> _Requirements_:
Exactly repeat the line that contains "Read this page and output its text content.", then every line after it up to and including the final line.

> _Material provided_:
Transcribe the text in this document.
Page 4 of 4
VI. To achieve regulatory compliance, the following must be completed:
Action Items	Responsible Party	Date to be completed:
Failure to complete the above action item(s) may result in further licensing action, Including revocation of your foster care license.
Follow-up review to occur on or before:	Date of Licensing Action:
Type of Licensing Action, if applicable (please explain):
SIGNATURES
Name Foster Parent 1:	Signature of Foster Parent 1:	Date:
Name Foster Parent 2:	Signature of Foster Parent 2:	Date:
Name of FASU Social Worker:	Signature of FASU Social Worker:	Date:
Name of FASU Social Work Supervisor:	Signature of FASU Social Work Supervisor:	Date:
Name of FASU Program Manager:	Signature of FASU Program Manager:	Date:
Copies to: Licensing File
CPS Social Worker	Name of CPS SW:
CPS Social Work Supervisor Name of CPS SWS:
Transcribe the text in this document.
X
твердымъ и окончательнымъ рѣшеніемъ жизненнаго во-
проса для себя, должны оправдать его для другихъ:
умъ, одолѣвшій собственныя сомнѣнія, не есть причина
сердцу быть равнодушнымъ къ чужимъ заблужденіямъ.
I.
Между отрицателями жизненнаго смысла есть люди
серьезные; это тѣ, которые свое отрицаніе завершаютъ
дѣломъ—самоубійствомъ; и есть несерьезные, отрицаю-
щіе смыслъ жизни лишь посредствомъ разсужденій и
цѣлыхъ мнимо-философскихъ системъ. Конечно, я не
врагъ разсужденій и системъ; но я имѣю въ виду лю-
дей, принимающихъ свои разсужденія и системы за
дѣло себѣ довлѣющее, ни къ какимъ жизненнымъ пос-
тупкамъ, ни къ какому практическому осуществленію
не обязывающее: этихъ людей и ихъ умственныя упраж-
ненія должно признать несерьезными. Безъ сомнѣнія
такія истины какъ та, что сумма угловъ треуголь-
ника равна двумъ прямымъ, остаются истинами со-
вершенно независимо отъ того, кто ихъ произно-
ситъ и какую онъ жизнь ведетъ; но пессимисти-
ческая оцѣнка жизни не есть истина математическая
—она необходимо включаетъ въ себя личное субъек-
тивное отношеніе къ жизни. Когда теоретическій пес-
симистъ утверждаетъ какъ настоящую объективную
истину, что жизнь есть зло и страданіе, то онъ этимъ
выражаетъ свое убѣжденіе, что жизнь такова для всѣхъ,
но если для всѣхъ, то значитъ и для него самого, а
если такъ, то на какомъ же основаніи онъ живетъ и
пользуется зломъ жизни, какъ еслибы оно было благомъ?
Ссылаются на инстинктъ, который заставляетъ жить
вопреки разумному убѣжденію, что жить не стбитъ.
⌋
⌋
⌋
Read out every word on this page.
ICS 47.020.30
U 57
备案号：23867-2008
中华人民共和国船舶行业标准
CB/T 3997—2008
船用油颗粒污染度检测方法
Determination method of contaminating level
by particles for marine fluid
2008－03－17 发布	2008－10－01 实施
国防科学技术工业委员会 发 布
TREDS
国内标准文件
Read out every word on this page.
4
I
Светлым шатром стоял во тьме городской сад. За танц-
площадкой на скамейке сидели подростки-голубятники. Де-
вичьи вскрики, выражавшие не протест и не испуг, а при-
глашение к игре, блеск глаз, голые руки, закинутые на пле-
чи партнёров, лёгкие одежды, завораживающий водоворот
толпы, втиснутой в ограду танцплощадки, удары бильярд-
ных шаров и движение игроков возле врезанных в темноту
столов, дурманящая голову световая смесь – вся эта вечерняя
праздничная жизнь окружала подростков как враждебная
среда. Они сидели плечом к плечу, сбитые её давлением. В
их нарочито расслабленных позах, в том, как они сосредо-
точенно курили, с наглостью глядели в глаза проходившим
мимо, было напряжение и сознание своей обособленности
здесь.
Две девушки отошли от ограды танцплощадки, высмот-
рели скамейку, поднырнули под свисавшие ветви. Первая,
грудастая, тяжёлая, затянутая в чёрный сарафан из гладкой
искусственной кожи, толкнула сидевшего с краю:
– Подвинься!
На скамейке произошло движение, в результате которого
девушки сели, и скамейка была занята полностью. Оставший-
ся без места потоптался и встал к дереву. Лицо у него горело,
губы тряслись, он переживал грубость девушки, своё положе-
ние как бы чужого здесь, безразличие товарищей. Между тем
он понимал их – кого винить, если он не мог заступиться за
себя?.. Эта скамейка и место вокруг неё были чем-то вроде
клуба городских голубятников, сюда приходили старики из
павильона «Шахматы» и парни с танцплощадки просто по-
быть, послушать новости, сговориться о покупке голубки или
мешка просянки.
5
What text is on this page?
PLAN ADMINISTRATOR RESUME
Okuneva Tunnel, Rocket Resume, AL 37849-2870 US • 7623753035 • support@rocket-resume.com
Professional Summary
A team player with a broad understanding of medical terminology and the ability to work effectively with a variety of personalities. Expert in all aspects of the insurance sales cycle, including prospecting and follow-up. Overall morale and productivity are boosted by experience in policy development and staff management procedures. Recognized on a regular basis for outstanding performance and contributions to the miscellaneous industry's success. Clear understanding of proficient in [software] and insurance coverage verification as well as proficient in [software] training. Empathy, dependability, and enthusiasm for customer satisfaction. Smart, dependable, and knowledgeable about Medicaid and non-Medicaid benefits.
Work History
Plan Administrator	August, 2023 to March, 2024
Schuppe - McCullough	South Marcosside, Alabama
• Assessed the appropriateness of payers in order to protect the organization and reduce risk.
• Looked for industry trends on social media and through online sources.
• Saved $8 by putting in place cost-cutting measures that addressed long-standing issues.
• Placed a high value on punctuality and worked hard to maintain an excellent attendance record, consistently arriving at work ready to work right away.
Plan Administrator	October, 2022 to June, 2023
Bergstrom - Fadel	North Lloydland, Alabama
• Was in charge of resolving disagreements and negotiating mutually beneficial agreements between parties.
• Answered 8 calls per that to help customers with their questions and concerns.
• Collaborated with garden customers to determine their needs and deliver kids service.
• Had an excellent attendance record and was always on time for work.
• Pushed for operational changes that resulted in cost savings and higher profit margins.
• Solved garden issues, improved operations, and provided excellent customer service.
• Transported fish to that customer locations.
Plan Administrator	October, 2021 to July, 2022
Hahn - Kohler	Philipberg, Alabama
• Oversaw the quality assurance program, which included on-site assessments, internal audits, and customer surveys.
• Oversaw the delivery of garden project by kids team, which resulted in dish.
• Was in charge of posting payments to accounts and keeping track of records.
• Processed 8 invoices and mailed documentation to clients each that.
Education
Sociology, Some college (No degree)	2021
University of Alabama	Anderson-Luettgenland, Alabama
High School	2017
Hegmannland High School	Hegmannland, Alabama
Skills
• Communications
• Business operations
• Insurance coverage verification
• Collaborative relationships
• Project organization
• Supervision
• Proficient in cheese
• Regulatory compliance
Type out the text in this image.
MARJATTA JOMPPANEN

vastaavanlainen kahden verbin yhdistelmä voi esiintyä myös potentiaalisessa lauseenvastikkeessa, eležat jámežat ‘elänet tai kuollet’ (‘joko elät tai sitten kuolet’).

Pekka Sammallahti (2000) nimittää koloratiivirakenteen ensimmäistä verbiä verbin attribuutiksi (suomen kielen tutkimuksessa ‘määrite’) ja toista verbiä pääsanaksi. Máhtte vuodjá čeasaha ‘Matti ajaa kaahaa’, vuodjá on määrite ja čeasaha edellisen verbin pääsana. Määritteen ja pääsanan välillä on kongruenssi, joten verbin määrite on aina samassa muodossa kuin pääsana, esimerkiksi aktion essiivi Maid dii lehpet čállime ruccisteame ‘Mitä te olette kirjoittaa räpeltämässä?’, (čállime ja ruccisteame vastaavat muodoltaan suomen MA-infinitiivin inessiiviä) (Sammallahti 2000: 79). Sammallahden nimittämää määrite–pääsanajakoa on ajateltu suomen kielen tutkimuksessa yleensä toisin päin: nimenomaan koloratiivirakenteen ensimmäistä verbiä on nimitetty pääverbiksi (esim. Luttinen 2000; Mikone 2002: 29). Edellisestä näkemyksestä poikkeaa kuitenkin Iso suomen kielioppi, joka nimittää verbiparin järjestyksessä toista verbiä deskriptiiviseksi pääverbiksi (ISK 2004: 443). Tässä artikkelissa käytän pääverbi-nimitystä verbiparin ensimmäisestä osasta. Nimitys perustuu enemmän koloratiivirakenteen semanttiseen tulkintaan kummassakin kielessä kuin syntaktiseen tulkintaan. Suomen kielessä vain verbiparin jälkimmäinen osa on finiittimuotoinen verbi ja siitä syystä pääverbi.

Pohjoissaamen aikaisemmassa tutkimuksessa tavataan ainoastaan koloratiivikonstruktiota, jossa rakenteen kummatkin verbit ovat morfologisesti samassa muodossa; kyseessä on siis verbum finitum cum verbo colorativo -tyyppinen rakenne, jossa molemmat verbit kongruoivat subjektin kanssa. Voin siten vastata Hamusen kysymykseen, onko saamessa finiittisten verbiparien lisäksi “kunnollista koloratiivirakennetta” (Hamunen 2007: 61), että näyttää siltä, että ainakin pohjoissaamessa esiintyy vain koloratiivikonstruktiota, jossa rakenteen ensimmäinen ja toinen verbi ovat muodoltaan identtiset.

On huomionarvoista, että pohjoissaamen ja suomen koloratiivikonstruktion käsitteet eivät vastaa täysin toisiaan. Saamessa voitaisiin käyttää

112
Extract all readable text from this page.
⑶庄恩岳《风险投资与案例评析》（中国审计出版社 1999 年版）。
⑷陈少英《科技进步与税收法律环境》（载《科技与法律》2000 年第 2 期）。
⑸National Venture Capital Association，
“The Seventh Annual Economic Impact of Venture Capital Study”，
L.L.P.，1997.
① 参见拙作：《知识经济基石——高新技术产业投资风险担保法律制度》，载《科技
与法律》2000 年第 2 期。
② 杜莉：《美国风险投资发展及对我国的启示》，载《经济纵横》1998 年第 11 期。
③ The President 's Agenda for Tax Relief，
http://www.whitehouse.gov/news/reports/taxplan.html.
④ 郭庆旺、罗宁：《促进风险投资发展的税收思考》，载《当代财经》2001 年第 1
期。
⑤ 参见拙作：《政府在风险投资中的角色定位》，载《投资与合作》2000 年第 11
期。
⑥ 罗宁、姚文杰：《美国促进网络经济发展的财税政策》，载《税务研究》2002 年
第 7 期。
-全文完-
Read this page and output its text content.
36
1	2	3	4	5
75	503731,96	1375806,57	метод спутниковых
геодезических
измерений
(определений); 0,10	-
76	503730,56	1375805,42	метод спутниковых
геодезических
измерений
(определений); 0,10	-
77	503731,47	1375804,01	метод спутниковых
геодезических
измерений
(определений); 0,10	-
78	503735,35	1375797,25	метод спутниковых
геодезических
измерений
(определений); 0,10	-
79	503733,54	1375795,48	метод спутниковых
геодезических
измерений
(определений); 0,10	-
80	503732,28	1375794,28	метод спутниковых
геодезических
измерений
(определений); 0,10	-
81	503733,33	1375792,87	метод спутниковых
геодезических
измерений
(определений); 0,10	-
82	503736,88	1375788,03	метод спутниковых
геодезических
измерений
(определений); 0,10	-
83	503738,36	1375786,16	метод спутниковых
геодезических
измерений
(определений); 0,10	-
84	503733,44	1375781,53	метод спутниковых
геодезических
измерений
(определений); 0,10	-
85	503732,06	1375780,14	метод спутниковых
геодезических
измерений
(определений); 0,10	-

> _Solution to the exercise_:
Read this page and output its text content.
36
1	2	3	4	5
75	503731,96	1375806,57	метод спутниковых
геодезических
измерений
(определений); 0,10	-
76	503730,56	1375805,42	метод спутниковых
геодезических
измерений
(определений); 0,10	-
77	503731,47	1375804,01	метод спутниковых
геодезических
измерений
(определений); 0,10	-
78	503735,35	1375797,25	метод спутниковых
геодезических
измерений
(определений); 0,10	-
79	503733,54	1375795,48	метод спутниковых
геодезических
измерений
(определений); 0,10	-
80	503732,28	1375794,28	метод спутниковых
геодезических
измерений
(определений); 0,10	-
81	503733,33	1375792,87	метод спутниковых
геодезических
измерений
(определений); 0,10	-
82	503736,88	1375788,03	метод спутниковых
геодезических
измерений
(определений); 0,10	-
83	503738,36	1375786,16	метод спутниковых
геодезических
измерений
(определений); 0,10	-
84	503733,44	1375781,53	метод спутниковых
геодезических
измерений
(определений); 0,10	-
85	503732,06	1375780,14	метод спутниковых
геодезических
измерений
(определений); 0,10	-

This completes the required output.